• _Problem details_
Check each line of the listing below for the string "Soft", and copy the ones that have it.

[Structured figure records]
········

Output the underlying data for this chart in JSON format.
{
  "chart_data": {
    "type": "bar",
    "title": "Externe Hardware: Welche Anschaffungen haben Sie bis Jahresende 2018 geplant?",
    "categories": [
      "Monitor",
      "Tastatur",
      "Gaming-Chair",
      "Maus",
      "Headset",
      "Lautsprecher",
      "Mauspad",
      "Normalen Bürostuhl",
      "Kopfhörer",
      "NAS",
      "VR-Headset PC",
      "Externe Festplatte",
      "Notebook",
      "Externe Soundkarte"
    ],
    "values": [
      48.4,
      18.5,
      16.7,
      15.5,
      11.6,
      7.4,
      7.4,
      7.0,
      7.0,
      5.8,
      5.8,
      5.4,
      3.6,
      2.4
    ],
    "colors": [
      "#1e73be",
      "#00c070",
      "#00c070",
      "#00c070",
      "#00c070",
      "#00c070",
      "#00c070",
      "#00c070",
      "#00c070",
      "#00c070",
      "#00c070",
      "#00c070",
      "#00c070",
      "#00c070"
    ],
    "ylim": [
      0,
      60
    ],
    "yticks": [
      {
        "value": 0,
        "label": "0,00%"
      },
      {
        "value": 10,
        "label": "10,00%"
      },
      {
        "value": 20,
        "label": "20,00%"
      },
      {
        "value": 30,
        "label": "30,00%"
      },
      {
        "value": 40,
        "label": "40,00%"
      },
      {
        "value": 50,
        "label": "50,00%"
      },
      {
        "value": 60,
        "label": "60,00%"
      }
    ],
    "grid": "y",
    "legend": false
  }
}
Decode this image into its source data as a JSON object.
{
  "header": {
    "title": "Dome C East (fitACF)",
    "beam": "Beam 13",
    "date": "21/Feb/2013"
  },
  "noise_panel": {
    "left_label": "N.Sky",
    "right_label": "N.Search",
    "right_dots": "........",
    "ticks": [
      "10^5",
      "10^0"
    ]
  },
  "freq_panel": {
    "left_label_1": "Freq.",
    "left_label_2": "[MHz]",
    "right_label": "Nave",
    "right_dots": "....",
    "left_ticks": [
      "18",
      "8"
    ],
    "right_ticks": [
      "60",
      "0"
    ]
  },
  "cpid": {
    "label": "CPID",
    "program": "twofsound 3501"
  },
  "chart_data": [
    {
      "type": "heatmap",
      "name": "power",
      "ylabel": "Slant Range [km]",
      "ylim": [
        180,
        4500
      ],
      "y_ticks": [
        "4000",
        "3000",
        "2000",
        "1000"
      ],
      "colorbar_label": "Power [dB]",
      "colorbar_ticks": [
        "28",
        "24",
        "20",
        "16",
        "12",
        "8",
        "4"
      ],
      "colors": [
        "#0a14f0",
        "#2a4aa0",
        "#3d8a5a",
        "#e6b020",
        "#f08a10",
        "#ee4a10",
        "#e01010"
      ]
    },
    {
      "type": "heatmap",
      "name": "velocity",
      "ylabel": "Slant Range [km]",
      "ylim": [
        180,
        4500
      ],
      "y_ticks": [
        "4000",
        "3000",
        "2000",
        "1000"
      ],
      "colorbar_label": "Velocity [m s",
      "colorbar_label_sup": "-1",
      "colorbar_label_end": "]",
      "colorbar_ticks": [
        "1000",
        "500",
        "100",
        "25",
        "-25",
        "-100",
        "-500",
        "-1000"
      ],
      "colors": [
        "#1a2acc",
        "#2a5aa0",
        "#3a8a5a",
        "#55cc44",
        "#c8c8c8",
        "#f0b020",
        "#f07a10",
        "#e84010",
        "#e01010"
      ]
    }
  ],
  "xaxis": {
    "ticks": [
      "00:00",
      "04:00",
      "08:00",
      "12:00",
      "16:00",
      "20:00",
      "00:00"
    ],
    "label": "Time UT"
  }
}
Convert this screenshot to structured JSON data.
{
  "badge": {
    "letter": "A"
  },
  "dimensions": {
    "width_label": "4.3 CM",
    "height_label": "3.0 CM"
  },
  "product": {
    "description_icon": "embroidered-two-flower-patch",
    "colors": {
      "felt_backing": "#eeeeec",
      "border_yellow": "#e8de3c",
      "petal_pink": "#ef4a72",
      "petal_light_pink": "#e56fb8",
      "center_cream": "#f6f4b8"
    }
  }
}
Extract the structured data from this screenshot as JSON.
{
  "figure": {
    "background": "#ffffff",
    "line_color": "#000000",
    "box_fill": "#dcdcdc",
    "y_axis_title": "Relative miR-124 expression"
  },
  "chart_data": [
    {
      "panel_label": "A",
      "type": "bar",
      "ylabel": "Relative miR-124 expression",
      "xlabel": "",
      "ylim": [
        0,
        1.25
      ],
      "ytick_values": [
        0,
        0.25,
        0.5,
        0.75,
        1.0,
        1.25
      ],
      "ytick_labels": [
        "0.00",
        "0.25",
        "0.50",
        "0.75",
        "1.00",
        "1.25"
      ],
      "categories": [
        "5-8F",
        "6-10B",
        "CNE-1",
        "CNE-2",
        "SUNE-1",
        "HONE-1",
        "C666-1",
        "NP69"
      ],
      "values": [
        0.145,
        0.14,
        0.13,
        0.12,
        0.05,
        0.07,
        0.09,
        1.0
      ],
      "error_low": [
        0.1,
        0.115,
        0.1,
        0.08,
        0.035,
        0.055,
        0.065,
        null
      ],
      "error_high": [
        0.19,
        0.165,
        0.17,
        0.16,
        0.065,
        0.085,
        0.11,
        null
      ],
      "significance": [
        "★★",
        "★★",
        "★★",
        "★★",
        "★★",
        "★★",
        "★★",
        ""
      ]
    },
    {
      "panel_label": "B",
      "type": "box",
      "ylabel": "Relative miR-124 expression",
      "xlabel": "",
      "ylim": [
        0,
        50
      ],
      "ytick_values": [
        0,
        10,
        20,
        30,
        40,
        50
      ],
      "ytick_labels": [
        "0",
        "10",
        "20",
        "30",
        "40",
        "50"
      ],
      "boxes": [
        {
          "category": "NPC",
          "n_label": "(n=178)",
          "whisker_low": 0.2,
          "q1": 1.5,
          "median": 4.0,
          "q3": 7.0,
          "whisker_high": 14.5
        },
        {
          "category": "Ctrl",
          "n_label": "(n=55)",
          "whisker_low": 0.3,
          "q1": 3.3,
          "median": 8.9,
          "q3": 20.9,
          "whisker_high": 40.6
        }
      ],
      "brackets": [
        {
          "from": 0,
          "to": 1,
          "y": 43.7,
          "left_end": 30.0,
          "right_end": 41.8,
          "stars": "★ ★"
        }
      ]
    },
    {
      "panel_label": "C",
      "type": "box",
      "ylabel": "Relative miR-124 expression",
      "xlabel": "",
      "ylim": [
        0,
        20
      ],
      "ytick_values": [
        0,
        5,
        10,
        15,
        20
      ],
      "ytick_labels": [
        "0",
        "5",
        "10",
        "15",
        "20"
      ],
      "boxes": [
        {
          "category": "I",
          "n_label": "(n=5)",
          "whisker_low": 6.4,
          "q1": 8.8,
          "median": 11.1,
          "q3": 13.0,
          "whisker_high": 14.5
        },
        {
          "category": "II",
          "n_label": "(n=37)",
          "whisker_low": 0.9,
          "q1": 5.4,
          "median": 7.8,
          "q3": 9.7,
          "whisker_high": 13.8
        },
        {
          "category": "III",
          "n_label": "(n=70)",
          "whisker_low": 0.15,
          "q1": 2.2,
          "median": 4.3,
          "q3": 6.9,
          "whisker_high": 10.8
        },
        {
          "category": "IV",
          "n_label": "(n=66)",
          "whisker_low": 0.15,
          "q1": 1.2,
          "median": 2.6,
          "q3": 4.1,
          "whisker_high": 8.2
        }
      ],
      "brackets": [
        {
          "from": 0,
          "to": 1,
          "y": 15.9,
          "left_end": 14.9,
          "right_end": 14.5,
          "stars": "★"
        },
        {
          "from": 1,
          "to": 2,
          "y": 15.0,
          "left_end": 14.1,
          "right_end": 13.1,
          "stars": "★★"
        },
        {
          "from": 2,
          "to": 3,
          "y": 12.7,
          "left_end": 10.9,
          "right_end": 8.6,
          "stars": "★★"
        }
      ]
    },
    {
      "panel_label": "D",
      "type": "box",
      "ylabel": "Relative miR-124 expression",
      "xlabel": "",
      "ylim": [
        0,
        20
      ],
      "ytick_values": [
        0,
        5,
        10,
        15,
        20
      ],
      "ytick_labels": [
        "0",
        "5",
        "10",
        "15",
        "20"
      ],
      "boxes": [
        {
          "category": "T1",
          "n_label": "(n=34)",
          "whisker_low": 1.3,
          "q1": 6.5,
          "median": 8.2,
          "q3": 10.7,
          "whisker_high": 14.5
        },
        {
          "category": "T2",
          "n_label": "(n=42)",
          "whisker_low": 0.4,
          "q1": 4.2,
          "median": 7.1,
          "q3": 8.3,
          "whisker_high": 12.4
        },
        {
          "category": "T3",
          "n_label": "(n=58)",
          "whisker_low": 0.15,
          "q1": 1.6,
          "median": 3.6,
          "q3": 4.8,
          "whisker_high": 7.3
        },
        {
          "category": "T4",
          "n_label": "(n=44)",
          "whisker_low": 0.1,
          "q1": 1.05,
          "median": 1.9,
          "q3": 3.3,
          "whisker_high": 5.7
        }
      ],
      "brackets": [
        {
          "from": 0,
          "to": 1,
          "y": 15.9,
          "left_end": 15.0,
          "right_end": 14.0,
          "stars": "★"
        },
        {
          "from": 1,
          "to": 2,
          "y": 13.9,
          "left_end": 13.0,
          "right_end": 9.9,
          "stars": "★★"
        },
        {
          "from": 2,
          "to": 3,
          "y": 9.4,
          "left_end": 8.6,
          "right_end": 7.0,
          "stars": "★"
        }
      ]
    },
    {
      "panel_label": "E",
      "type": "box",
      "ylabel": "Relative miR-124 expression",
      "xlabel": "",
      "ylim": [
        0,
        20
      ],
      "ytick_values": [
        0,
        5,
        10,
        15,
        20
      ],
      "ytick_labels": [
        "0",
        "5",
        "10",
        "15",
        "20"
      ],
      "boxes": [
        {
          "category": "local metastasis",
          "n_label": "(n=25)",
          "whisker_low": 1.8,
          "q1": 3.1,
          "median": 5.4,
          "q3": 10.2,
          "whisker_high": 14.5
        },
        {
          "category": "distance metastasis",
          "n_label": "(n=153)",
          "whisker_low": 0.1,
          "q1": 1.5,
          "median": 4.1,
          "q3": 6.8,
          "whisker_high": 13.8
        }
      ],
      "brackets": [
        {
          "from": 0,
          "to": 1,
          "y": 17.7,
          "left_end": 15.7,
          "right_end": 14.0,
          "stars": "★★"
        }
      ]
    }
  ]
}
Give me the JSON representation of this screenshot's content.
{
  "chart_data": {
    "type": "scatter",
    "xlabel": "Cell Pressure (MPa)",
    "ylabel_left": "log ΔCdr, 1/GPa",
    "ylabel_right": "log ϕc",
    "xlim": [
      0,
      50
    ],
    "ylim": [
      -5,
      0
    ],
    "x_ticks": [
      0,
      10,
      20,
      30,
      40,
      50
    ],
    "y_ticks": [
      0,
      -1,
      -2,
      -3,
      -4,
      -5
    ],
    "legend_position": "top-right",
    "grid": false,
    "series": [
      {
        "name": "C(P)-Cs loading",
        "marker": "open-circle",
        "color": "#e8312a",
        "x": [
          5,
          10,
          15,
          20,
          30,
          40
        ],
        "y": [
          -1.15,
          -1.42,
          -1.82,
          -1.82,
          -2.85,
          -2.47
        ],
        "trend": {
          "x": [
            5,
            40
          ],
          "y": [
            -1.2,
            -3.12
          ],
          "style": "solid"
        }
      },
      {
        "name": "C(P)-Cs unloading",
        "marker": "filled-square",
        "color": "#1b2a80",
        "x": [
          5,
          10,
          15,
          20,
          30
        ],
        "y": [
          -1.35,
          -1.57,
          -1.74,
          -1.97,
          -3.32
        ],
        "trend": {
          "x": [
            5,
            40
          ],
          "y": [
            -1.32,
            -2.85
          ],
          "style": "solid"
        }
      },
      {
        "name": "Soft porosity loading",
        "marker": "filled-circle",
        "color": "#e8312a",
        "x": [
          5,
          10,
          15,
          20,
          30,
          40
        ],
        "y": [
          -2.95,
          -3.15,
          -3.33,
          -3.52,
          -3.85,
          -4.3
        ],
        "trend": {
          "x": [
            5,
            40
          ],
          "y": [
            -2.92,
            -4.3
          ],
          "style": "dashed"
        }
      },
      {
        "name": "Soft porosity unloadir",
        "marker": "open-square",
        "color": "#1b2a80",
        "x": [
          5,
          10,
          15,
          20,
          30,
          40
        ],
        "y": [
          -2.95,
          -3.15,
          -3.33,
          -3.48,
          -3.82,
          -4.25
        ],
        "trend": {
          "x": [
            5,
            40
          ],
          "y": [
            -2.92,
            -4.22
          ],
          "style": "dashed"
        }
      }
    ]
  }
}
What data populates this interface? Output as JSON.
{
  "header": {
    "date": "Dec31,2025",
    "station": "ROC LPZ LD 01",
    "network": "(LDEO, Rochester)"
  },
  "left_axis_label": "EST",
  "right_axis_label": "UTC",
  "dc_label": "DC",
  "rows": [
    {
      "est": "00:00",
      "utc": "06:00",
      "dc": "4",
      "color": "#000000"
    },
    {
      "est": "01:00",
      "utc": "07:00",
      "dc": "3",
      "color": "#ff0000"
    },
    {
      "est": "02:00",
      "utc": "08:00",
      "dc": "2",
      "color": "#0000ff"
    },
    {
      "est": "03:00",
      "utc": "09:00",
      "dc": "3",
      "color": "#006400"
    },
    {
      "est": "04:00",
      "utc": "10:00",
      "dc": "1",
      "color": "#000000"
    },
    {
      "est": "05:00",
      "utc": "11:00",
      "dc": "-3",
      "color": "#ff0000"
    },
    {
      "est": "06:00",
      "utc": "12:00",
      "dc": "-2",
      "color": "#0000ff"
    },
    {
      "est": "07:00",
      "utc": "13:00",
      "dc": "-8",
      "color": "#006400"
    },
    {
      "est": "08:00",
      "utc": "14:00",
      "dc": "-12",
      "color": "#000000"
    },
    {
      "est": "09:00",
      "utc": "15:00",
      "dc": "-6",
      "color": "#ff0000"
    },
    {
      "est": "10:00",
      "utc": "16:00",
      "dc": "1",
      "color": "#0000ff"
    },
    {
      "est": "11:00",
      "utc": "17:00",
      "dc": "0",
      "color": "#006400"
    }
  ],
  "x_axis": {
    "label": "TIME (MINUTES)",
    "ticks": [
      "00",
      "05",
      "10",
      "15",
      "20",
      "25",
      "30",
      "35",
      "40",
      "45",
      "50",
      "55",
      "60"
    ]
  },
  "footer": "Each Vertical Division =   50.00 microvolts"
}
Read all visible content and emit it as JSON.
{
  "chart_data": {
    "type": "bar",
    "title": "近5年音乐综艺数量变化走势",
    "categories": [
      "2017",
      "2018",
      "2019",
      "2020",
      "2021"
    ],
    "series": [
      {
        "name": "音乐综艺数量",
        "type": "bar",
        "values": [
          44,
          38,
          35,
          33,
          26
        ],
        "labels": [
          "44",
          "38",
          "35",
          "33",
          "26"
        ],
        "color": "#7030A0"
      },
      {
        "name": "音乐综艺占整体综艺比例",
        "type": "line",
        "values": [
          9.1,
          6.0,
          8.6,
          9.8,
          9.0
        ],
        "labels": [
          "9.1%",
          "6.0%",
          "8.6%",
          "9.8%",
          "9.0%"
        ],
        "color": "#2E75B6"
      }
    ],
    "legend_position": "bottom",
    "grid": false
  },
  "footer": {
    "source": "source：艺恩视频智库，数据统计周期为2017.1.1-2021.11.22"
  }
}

········

• _Complete answer_
        "name": "Soft porosity loading",
        "name": "Soft porosity unloadir",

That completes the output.